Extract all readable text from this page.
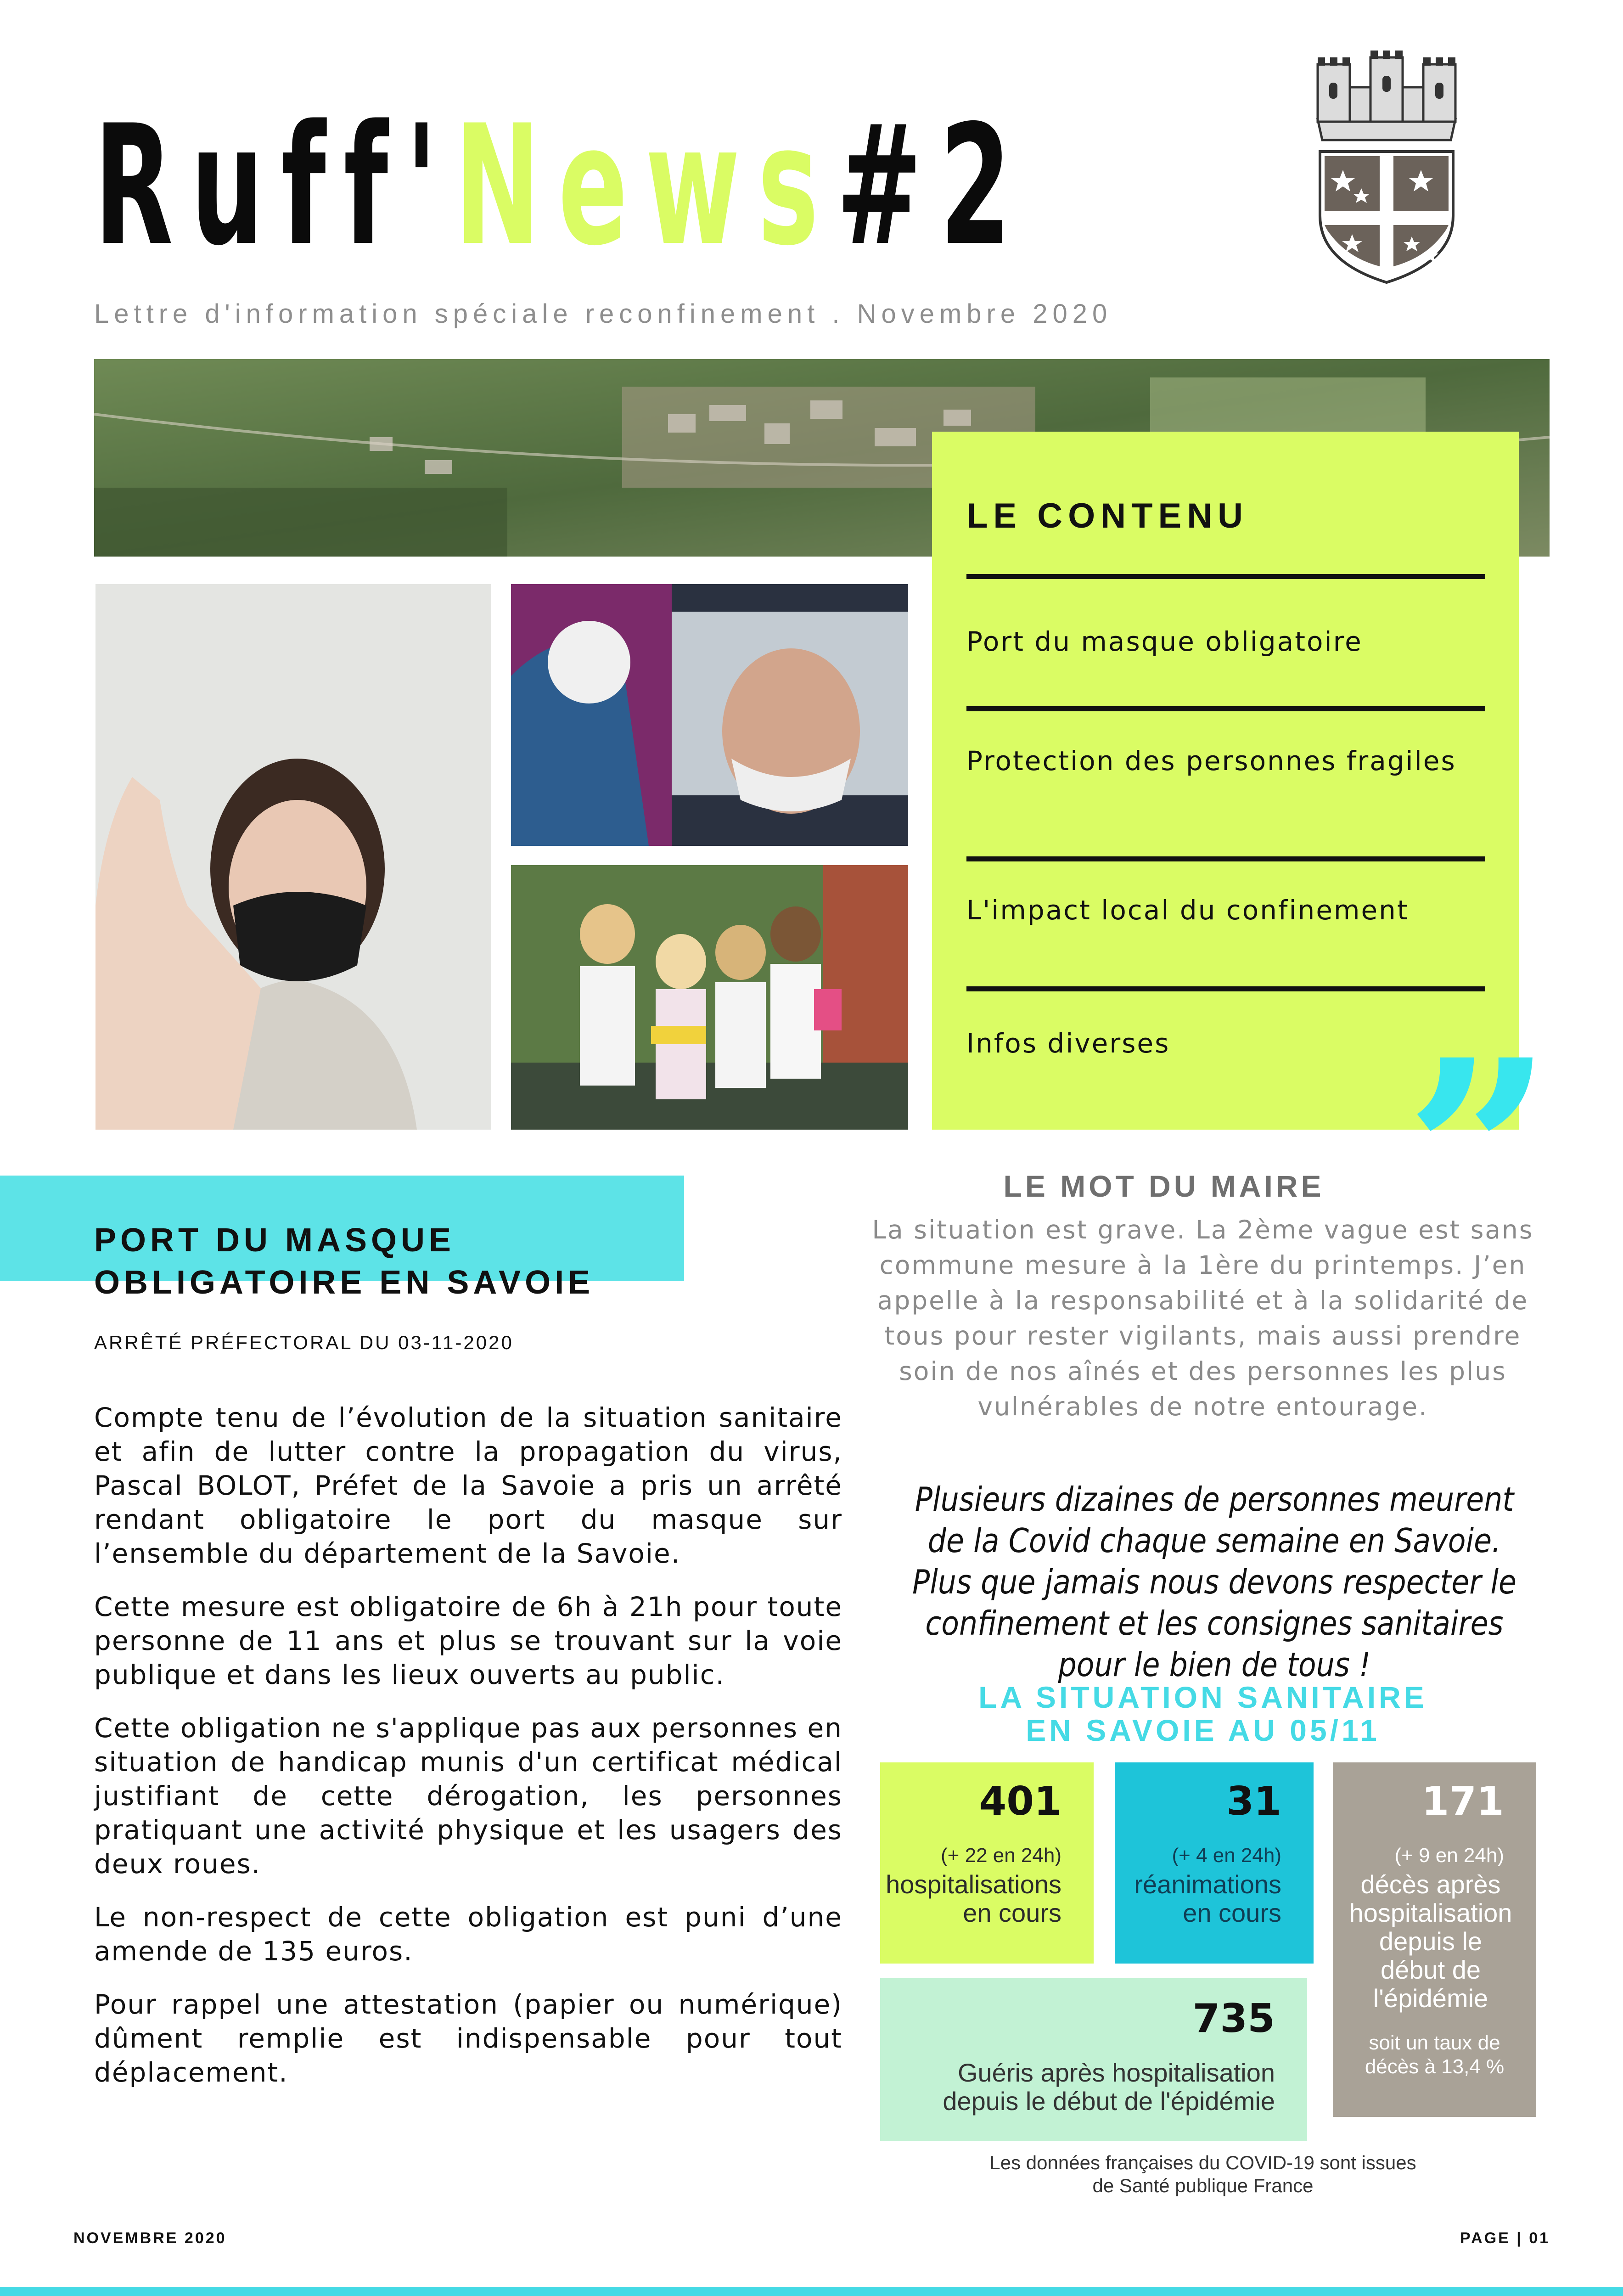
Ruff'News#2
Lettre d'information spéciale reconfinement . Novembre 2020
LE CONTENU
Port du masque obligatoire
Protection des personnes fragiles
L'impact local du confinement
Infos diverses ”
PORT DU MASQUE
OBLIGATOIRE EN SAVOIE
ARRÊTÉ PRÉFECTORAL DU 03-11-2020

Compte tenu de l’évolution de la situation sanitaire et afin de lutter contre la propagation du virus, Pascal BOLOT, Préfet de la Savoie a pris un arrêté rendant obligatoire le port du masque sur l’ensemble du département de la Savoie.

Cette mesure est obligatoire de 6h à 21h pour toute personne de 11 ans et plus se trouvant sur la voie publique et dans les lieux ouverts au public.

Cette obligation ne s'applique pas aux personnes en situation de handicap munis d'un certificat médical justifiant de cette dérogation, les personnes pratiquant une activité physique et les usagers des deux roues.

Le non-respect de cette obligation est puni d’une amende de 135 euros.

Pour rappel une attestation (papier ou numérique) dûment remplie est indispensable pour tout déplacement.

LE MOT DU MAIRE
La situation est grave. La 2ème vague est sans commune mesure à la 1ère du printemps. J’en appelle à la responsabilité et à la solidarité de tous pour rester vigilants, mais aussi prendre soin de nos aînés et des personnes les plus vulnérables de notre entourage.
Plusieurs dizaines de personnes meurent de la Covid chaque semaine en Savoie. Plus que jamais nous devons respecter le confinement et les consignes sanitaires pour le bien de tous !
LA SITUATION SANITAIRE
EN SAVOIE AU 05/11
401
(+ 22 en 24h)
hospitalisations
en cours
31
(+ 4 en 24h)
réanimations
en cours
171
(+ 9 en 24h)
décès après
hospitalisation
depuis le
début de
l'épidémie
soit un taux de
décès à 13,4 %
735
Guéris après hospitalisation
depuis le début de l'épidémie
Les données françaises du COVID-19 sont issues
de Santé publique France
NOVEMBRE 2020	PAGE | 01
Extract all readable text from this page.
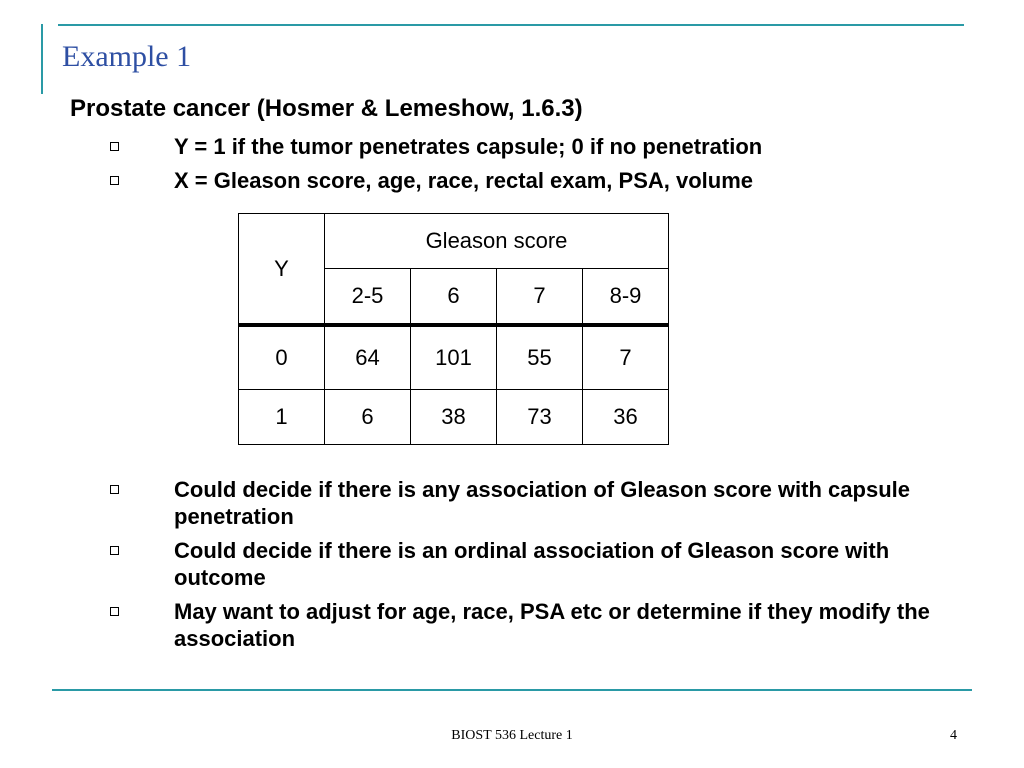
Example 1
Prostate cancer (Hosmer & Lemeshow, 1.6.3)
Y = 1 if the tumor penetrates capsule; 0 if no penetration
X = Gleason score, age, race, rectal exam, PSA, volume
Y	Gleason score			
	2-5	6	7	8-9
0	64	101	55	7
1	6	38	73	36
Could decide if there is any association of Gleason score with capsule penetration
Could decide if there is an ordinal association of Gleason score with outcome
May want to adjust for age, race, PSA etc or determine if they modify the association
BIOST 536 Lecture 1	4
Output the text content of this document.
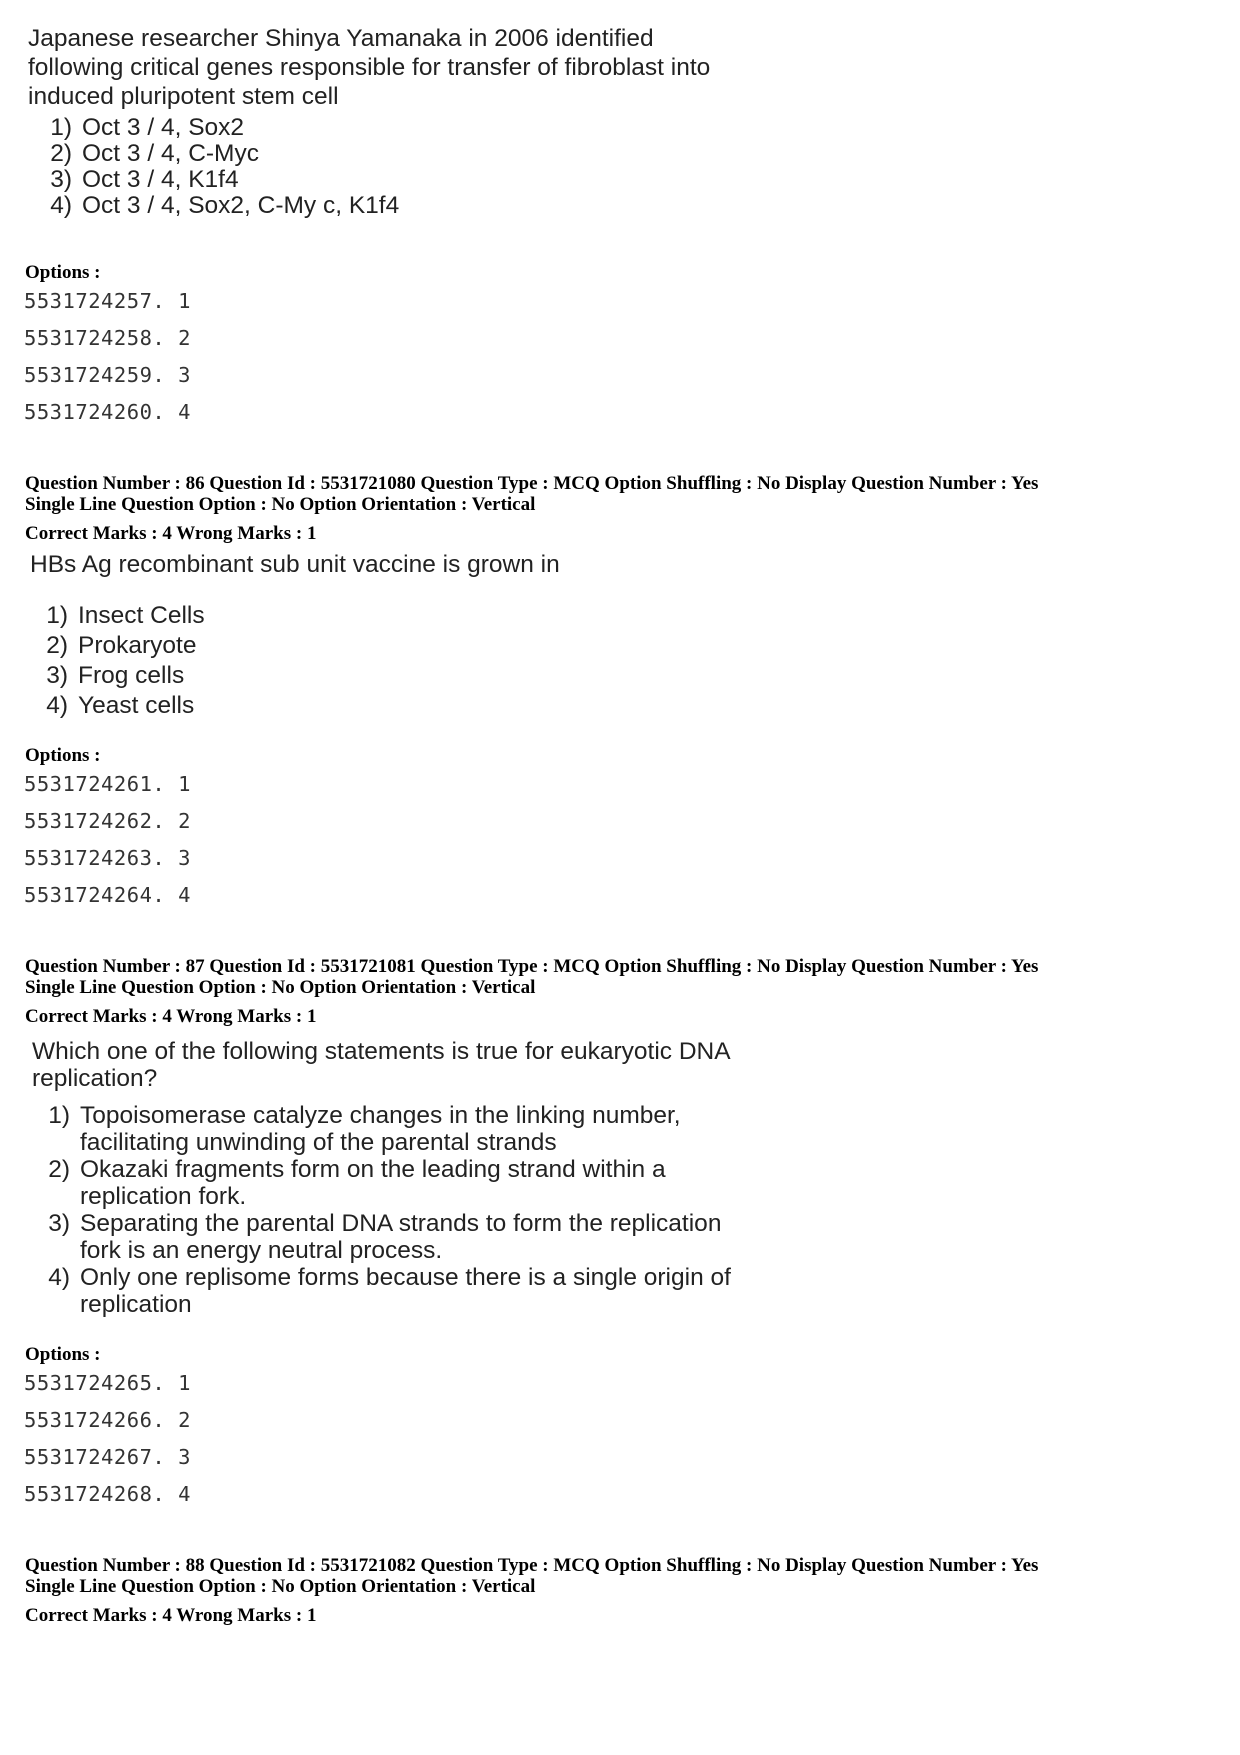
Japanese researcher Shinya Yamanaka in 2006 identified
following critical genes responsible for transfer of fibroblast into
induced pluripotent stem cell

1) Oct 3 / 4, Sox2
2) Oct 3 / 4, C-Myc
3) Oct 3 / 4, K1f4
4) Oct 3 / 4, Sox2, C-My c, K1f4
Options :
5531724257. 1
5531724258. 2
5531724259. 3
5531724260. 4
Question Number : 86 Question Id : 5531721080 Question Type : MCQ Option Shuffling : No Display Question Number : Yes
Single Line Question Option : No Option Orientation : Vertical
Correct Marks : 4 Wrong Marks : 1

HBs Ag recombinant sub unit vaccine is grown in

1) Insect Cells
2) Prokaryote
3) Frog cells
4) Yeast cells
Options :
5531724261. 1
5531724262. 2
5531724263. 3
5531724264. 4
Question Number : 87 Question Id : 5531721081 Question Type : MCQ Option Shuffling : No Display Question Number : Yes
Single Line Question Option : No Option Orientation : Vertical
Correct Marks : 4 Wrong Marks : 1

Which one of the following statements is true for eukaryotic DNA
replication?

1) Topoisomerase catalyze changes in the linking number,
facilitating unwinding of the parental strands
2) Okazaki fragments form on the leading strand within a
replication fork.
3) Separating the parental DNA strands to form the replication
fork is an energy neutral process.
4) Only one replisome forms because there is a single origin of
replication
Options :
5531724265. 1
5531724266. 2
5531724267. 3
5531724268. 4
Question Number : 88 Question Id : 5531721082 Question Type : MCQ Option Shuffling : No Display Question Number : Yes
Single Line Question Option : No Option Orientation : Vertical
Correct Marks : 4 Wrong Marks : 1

-=-=-=-=-

## Task goal
Leave out the pictures, then return every line of the data exactly.

## Result for this task
Extract all readable text from this page.
Ruff'News#2
Lettre d'information spéciale reconfinement . Novembre 2020
LE CONTENU
Port du masque obligatoire
Protection des personnes fragiles
L'impact local du confinement
Infos diverses ”
PORT DU MASQUE
OBLIGATOIRE EN SAVOIE
ARRÊTÉ PRÉFECTORAL DU 03-11-2020

Compte tenu de l’évolution de la situation sanitaire et afin de lutter contre la propagation du virus, Pascal BOLOT, Préfet de la Savoie a pris un arrêté rendant obligatoire le port du masque sur l’ensemble du département de la Savoie.

Cette mesure est obligatoire de 6h à 21h pour toute personne de 11 ans et plus se trouvant sur la voie publique et dans les lieux ouverts au public.

Cette obligation ne s'applique pas aux personnes en situation de handicap munis d'un certificat médical justifiant de cette dérogation, les personnes pratiquant une activité physique et les usagers des deux roues.

Le non-respect de cette obligation est puni d’une amende de 135 euros.

Pour rappel une attestation (papier ou numérique) dûment remplie est indispensable pour tout déplacement.

LE MOT DU MAIRE
La situation est grave. La 2ème vague est sans commune mesure à la 1ère du printemps. J’en appelle à la responsabilité et à la solidarité de tous pour rester vigilants, mais aussi prendre soin de nos aînés et des personnes les plus vulnérables de notre entourage.
Plusieurs dizaines de personnes meurent de la Covid chaque semaine en Savoie. Plus que jamais nous devons respecter le confinement et les consignes sanitaires pour le bien de tous !
LA SITUATION SANITAIRE
EN SAVOIE AU 05/11
401
(+ 22 en 24h)
hospitalisations
en cours
31
(+ 4 en 24h)
réanimations
en cours
171
(+ 9 en 24h)
décès après
hospitalisation
depuis le
début de
l'épidémie
soit un taux de
décès à 13,4 %
735
Guéris après hospitalisation
depuis le début de l'épidémie
Les données françaises du COVID-19 sont issues
de Santé publique France
NOVEMBRE 2020	PAGE | 01
Extract all readable text from this page.
Example 1
Prostate cancer (Hosmer & Lemeshow, 1.6.3)
Y = 1 if the tumor penetrates capsule; 0 if no penetration
X = Gleason score, age, race, rectal exam, PSA, volume
Y	Gleason score			
	2-5	6	7	8-9
0	64	101	55	7
1	6	38	73	36
Could decide if there is any association of Gleason score with capsule penetration
Could decide if there is an ordinal association of Gleason score with outcome
May want to adjust for age, race, PSA etc or determine if they modify the association
BIOST 536 Lecture 1	4
Output the text content of this document.
Japanese researcher Shinya Yamanaka in 2006 identified
following critical genes responsible for transfer of fibroblast into
induced pluripotent stem cell

1) Oct 3 / 4, Sox2
2) Oct 3 / 4, C-Myc
3) Oct 3 / 4, K1f4
4) Oct 3 / 4, Sox2, C-My c, K1f4
Options :
5531724257. 1
5531724258. 2
5531724259. 3
5531724260. 4
Question Number : 86 Question Id : 5531721080 Question Type : MCQ Option Shuffling : No Display Question Number : Yes
Single Line Question Option : No Option Orientation : Vertical
Correct Marks : 4 Wrong Marks : 1

HBs Ag recombinant sub unit vaccine is grown in

1) Insect Cells
2) Prokaryote
3) Frog cells
4) Yeast cells
Options :
5531724261. 1
5531724262. 2
5531724263. 3
5531724264. 4
Question Number : 87 Question Id : 5531721081 Question Type : MCQ Option Shuffling : No Display Question Number : Yes
Single Line Question Option : No Option Orientation : Vertical
Correct Marks : 4 Wrong Marks : 1

Which one of the following statements is true for eukaryotic DNA
replication?

1) Topoisomerase catalyze changes in the linking number,
facilitating unwinding of the parental strands
2) Okazaki fragments form on the leading strand within a
replication fork.
3) Separating the parental DNA strands to form the replication
fork is an energy neutral process.
4) Only one replisome forms because there is a single origin of
replication
Options :
5531724265. 1
5531724266. 2
5531724267. 3
5531724268. 4
Question Number : 88 Question Id : 5531721082 Question Type : MCQ Option Shuffling : No Display Question Number : Yes
Single Line Question Option : No Option Orientation : Vertical
Correct Marks : 4 Wrong Marks : 1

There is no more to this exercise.